GIVEN INSTRUCTION =>
Print the lines of the listing below word for word, starting with the line that contains "question-number: 31. — [150, 845, 177, 866]" and continuing through the line that contains "dif-label: DIF: — [196, 1342, 232, 1363]". Print only those lines.

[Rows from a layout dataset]
● ● ● ●
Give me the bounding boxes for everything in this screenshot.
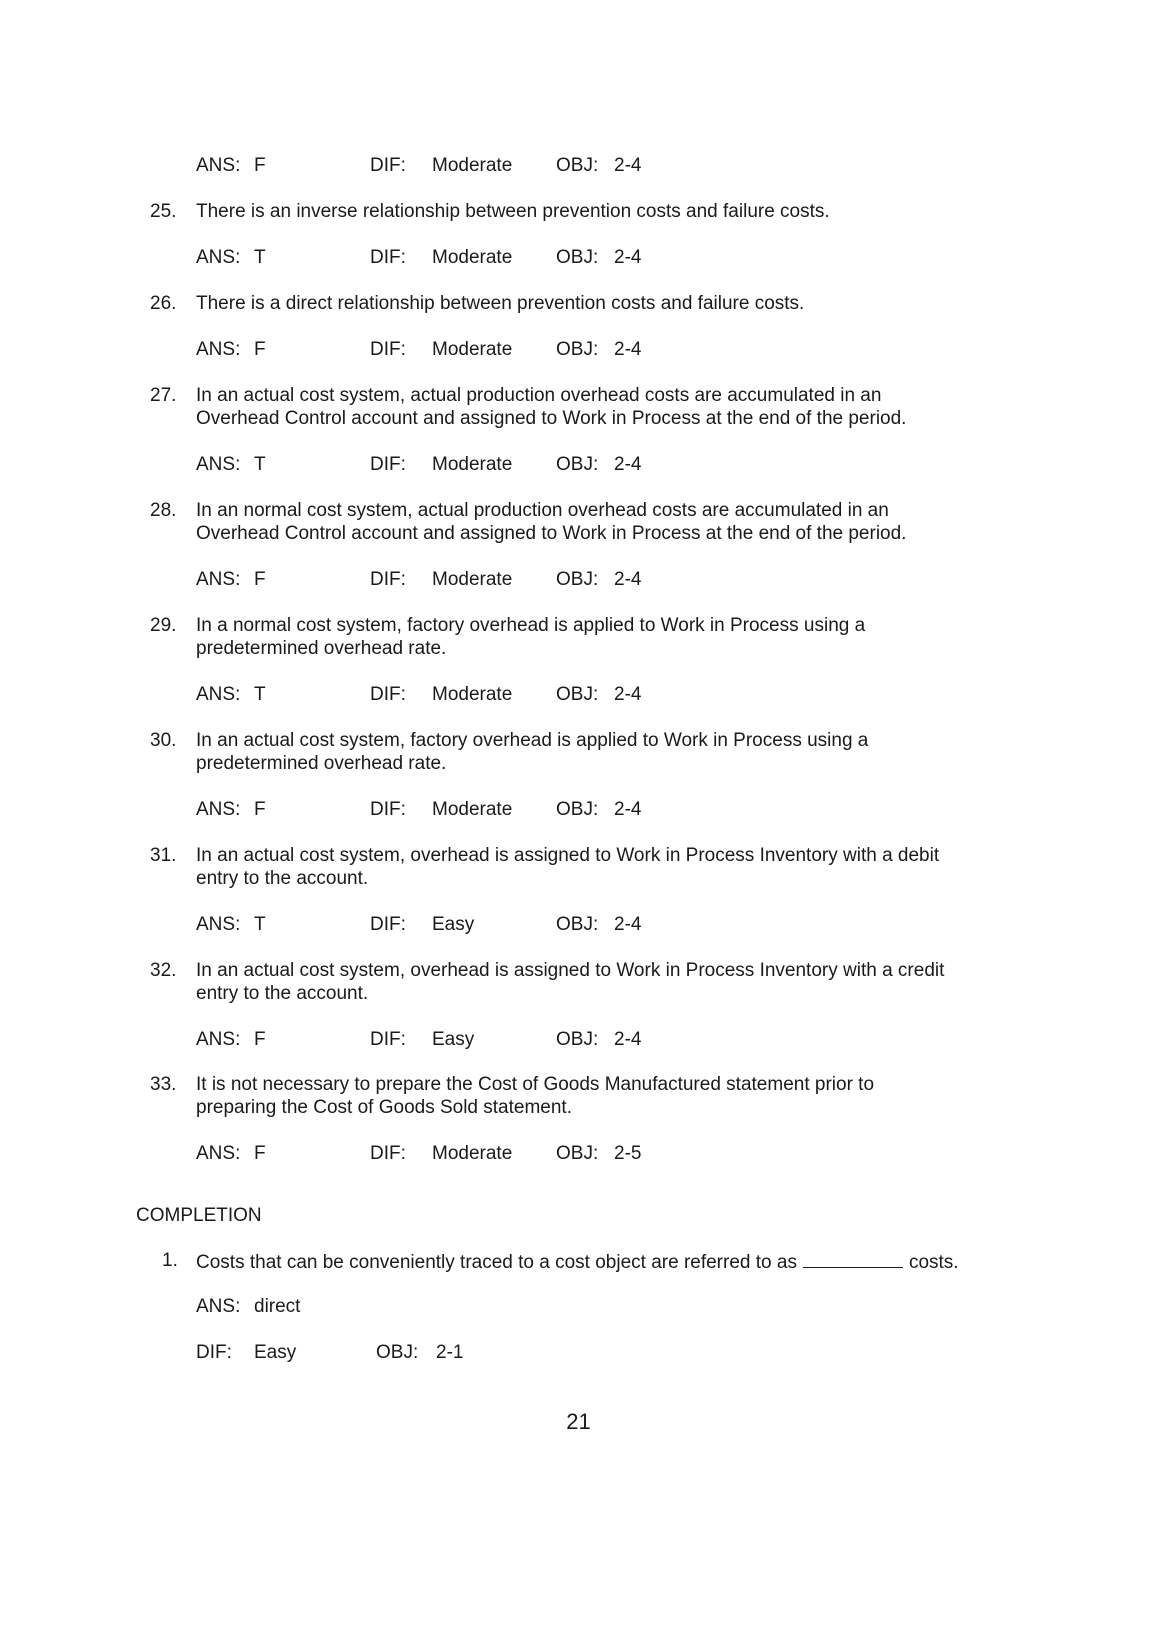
question-number: 31. — [150, 845, 177, 866]
ans-value: F — [254, 339, 266, 360]
obj-label: OBJ: — [556, 914, 599, 935]
obj-label: OBJ: — [556, 339, 599, 360]
obj-label: OBJ: — [556, 1029, 599, 1050]
obj-label: OBJ: — [556, 1143, 599, 1164]
dif-label: DIF: — [370, 1143, 406, 1164]
dif-label: DIF: — [370, 339, 406, 360]
question-text-line-1: In an actual cost system, overhead is assigned to Work in Process Inventory with a debit — [196, 845, 940, 866]
dif-value: Moderate — [432, 799, 513, 820]
obj-label: OBJ: — [556, 155, 599, 176]
ans-label: ANS: — [196, 914, 241, 935]
dif-label: DIF: — [370, 1029, 406, 1050]
obj-value: 2-4 — [614, 339, 642, 360]
dif-value: Moderate — [432, 155, 513, 176]
dif-value: Moderate — [432, 247, 513, 268]
question-text-line-1: In a normal cost system, factory overhead is applied to Work in Process using a — [196, 615, 866, 636]
dif-label: DIF: — [370, 155, 406, 176]
ans-value: F — [254, 1143, 266, 1164]
dif-label: DIF: — [370, 247, 406, 268]
obj-value: 2-4 — [614, 684, 642, 705]
obj-value: 2-4 — [614, 914, 642, 935]
obj-label: OBJ: — [556, 799, 599, 820]
dif-label: DIF: — [196, 1342, 232, 1363]
question-text-line-1: In an actual cost system, actual production overhead costs are accumulated in an — [196, 385, 882, 406]
question-number: 32. — [150, 960, 177, 981]
question-text-line-2: predetermined overhead rate. — [196, 638, 447, 659]
dif-label: DIF: — [370, 684, 406, 705]
ans-label: ANS: — [196, 339, 241, 360]
ans-label: ANS: — [196, 684, 241, 705]
section-heading: COMPLETION — [136, 1205, 262, 1226]
ans-value: T — [254, 454, 266, 475]
question-text-before: Costs that can be conveniently traced to a cost object are referred to as — [196, 1252, 797, 1273]
ans-value: F — [254, 1029, 266, 1050]
dif-value: Moderate — [432, 684, 513, 705]
ans-value: T — [254, 247, 266, 268]
ans-value: direct — [254, 1296, 301, 1317]
question-text-after: costs. — [908, 1252, 959, 1273]
dif-label: DIF: — [370, 454, 406, 475]
question-number: 26. — [150, 293, 177, 314]
question-number: 29. — [150, 615, 177, 636]
obj-label: OBJ: — [556, 454, 599, 475]
question-text-line-1: In an actual cost system, factory overhead is applied to Work in Process using a — [196, 730, 869, 751]
question-text-line-2: entry to the account. — [196, 983, 369, 1004]
ans-label: ANS: — [196, 569, 241, 590]
obj-value: 2-4 — [614, 454, 642, 475]
obj-label: OBJ: — [556, 569, 599, 590]
dif-value: Moderate — [432, 1143, 513, 1164]
obj-label: OBJ: — [376, 1342, 419, 1363]
ans-value: F — [254, 799, 266, 820]
fill-in-blank — [803, 1249, 903, 1268]
question-text-line-2: predetermined overhead rate. — [196, 753, 447, 774]
dif-value: Moderate — [432, 569, 513, 590]
question-text: There is a direct relationship between prevention costs and failure costs. — [196, 293, 805, 314]
ans-label: ANS: — [196, 454, 241, 475]
ans-label: ANS: — [196, 1029, 241, 1050]
obj-value: 2-4 — [614, 155, 642, 176]
dif-label: DIF: — [370, 914, 406, 935]
dif-label: DIF: — [370, 799, 406, 820]
dif-value: Easy — [432, 1029, 475, 1050]
ans-label: ANS: — [196, 1296, 241, 1317]
ans-value: F — [254, 155, 266, 176]
question-text-line-2: preparing the Cost of Goods Sold statement. — [196, 1097, 572, 1118]
question-text-line-1: In an actual cost system, overhead is assigned to Work in Process Inventory with a credit — [196, 960, 945, 981]
obj-value: 2-4 — [614, 247, 642, 268]
obj-value: 2-4 — [614, 1029, 642, 1050]
dif-value: Easy — [432, 914, 475, 935]
question-number: 1. — [162, 1250, 178, 1271]
question-text-line-2: Overhead Control account and assigned to Work in Process at the end of the period. — [196, 408, 907, 429]
ans-label: ANS: — [196, 155, 241, 176]
question-text-line-1: It is not necessary to prepare the Cost of Goods Manufactured statement prior to — [196, 1074, 875, 1095]
obj-value: 2-5 — [614, 1143, 642, 1164]
dif-value: Moderate — [432, 339, 513, 360]
ans-value: T — [254, 684, 266, 705]
obj-label: OBJ: — [556, 247, 599, 268]
page-number: 21 — [566, 1409, 591, 1434]
obj-value: 2-4 — [614, 799, 642, 820]
ans-label: ANS: — [196, 247, 241, 268]
ans-label: ANS: — [196, 799, 241, 820]
question-number: 33. — [150, 1074, 177, 1095]
question-text — [196, 1249, 1046, 1275]
question-number: 27. — [150, 385, 177, 406]
dif-label: DIF: — [370, 569, 406, 590]
ans-value: F — [254, 569, 266, 590]
obj-value: 2-1 — [436, 1342, 464, 1363]
ans-value: T — [254, 914, 266, 935]
ans-label: ANS: — [196, 1143, 241, 1164]
dif-value: Moderate — [432, 454, 513, 475]
question-number: 30. — [150, 730, 177, 751]
question-text-line-2: Overhead Control account and assigned to Work in Process at the end of the period. — [196, 523, 907, 544]
question-number: 28. — [150, 500, 177, 521]
question-number: 25. — [150, 201, 177, 222]
question-text-line-2: entry to the account. — [196, 868, 369, 889]
obj-value: 2-4 — [614, 569, 642, 590]
question-text: There is an inverse relationship between prevention costs and failure costs. — [196, 201, 830, 222]
question-text-line-1: In an normal cost system, actual production overhead costs are accumulated in an — [196, 500, 889, 521]
obj-label: OBJ: — [556, 684, 599, 705]
dif-value: Easy — [254, 1342, 297, 1363]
● ● ● ●
FULL SOLUTION =>
question-number: 31. — [150, 845, 177, 866]
ans-value: F — [254, 339, 266, 360]
obj-label: OBJ: — [556, 914, 599, 935]
obj-label: OBJ: — [556, 339, 599, 360]
obj-label: OBJ: — [556, 1029, 599, 1050]
obj-label: OBJ: — [556, 1143, 599, 1164]
dif-label: DIF: — [370, 1143, 406, 1164]
dif-label: DIF: — [370, 339, 406, 360]
question-text-line-1: In an actual cost system, overhead is assigned to Work in Process Inventory with a debit — [196, 845, 940, 866]
dif-value: Moderate — [432, 799, 513, 820]
obj-label: OBJ: — [556, 155, 599, 176]
ans-label: ANS: — [196, 914, 241, 935]
dif-label: DIF: — [370, 1029, 406, 1050]
obj-value: 2-4 — [614, 339, 642, 360]
dif-value: Moderate — [432, 155, 513, 176]
dif-value: Moderate — [432, 247, 513, 268]
question-text-line-1: In a normal cost system, factory overhead is applied to Work in Process using a — [196, 615, 866, 636]
dif-label: DIF: — [370, 155, 406, 176]
ans-value: F — [254, 1143, 266, 1164]
dif-label: DIF: — [370, 247, 406, 268]
obj-value: 2-4 — [614, 684, 642, 705]
obj-value: 2-4 — [614, 914, 642, 935]
obj-label: OBJ: — [556, 799, 599, 820]
dif-label: DIF: — [196, 1342, 232, 1363]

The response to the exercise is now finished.